Gutenberg left Strasburg, presumably about 1444. He seems to have
perfected at enormous expense his invention shortly afterwards, as is shown
by the oldest specimens of printing that have come down to us, the "Poem of
the Last Judgment", and the "Calendar for 1448"). The fact that Arnolt
Gelthuss, a relative of Gutenberg, lent him money in the year 1448 at Mainz
points to the same conclusion.
Before books
could be mass produced, several developments were necessary.A ready supply of suitable material that could be printed on was required.
Manuscript books were written on vellum and this material was used for some
early printed books, but vellum was expensive and not available in
sufficient quantity for the mass production of books. The introduction of
the technique of making paper and the subsequent development of a European
papermaking industry was a necessary condition for the widespread adoption
of print technology.
Although a number of people had previously attempted to make metal type or
had experimented with individual woodcut letters, it was not until a
technique was devised for producing metal type in large quantities that
printing with moveable type became economically feasible. Gutenberg, who had
initially trained as a goldsmith, was to devise a means of producing metal
type in sufficient quantities at a reasonable cost. This involved the design
of a type-face and the production of molds used for making the individual
pieces of type, as well as the development of an alloy that was soft enough
to cast yet hard enough to use for printing.
It was also necessary to develop suitable inks for printing with the new
type. The water-based inks used for hand lettering and for block printing
will not stick to metal type, therefore a viscous oil based ink was
required.
Finally, a press was needed for transferring the image from type to paper.
Precedents existed in the presses used for making wine, cheese and paper and
one of Johannes Gutenberg's innovations was to adapt these presses for the
printing process. An operator worked a lever to increase and decrease the
pressure of the block against the paper. The invention of the printing
press, in turn, set off a social revolution that is still in progress.
Legal documents indicate that Gutenberg probably began printing the
Bible around 1450. It was in this year that Gutenberg entered into a
partnership with Johann Fust who lent him money to finance the production of
a Bible. Gutenberg certainly introduced efficient methods into book
production, leading to a boom in the production of texts in Europe -- in
large part, owing to the popularity of the Gutenberg Bibles, the first
mass-produced work, starting in 1452. Even so, Gutenberg was a poor
businessman, and made little money from his printing system.

**GIVEN TASK:**
Please answer from the Gutenberg text above: why did printing with the new metal type require a viscous oil-based ink?

**DATA LINES:**
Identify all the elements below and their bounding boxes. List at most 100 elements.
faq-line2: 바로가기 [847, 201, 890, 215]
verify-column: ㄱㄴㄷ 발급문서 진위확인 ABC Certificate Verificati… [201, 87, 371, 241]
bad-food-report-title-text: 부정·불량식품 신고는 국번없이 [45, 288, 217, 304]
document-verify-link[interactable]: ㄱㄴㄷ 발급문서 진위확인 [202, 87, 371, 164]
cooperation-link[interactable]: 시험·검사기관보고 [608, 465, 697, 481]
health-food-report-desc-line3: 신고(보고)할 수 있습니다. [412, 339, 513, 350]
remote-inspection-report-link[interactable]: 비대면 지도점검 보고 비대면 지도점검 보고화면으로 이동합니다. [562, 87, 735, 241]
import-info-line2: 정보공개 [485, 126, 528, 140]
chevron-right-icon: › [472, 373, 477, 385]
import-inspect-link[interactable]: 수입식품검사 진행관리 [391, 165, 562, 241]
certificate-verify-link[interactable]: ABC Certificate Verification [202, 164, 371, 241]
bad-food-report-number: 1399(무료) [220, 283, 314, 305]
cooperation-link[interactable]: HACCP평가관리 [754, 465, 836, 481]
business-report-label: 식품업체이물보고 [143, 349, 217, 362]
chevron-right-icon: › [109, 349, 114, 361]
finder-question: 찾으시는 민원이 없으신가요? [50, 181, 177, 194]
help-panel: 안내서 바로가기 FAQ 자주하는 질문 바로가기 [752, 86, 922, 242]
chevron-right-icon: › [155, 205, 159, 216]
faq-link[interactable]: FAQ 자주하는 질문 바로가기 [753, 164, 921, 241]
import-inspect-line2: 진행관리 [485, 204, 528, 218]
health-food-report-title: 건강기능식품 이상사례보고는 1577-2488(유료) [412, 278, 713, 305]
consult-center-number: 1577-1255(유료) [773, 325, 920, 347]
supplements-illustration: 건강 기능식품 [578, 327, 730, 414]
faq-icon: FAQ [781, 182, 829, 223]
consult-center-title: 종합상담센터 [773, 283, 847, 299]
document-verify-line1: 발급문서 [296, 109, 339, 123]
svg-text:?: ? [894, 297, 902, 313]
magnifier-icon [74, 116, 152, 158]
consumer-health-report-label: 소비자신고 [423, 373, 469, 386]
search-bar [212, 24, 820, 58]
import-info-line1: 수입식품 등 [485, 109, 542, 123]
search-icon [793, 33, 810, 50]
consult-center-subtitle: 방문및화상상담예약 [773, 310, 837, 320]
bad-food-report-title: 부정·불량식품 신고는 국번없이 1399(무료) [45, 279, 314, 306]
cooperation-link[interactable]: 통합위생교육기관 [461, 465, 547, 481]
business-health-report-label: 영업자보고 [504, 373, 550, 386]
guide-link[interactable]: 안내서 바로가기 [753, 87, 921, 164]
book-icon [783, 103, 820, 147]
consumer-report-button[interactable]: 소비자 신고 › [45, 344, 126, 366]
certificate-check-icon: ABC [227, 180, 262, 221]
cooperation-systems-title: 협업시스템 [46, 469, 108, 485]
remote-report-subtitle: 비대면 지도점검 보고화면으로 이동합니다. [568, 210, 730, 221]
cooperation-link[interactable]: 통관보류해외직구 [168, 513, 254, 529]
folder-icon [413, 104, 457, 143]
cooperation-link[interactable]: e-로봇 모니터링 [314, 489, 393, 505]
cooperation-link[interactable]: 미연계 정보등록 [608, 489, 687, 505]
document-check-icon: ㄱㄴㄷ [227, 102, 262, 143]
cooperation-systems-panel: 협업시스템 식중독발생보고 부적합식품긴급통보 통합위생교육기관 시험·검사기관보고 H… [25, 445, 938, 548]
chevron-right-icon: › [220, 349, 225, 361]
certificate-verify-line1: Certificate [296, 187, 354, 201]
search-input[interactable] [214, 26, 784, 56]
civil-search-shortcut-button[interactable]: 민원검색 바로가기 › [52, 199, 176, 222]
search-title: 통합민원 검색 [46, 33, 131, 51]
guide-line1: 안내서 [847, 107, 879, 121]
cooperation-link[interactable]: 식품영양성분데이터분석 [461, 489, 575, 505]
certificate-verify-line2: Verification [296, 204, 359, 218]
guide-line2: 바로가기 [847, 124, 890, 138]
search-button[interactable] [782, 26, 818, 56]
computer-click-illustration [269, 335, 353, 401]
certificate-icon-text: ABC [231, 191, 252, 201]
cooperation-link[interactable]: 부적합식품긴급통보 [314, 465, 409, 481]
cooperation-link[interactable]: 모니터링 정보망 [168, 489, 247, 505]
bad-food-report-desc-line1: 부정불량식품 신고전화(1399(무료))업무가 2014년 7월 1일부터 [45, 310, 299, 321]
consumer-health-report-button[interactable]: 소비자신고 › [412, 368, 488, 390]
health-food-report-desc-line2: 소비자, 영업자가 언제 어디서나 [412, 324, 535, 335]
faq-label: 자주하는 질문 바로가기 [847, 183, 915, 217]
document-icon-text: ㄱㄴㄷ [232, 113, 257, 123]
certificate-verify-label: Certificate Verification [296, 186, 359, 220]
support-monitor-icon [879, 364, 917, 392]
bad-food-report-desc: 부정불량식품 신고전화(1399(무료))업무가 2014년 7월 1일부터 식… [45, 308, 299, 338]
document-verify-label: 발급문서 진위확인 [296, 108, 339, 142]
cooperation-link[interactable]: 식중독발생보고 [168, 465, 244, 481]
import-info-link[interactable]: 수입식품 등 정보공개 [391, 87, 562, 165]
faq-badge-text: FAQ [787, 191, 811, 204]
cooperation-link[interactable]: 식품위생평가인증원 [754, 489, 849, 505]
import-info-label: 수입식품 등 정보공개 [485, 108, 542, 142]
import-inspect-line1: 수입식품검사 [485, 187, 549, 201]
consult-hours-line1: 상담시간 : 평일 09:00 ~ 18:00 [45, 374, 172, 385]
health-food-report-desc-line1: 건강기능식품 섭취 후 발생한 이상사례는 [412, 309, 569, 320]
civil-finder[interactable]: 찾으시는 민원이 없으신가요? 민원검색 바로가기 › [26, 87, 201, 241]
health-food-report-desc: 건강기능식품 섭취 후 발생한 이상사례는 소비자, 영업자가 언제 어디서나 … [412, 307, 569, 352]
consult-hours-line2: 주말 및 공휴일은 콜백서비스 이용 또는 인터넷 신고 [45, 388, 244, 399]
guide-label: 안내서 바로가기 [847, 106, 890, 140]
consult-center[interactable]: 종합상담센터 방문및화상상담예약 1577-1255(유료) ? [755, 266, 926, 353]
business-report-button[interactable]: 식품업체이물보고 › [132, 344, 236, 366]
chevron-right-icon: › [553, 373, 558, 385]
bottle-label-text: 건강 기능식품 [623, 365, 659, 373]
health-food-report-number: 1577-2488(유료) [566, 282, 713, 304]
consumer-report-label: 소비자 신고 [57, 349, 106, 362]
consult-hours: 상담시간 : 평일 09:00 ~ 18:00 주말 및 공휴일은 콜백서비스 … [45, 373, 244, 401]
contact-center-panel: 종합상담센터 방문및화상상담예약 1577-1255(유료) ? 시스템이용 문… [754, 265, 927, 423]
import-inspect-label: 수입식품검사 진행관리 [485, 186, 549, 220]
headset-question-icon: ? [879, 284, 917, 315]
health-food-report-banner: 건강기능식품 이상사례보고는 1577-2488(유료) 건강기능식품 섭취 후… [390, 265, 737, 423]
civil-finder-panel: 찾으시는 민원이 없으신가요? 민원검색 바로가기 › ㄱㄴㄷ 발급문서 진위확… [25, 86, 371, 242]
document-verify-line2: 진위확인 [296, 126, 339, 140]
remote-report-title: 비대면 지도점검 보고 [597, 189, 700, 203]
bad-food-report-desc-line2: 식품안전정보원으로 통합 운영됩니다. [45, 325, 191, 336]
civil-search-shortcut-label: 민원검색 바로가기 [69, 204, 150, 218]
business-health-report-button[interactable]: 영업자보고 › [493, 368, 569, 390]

**REPLY:**
The water-based inks used for hand lettering and block printing will not stick to metal type.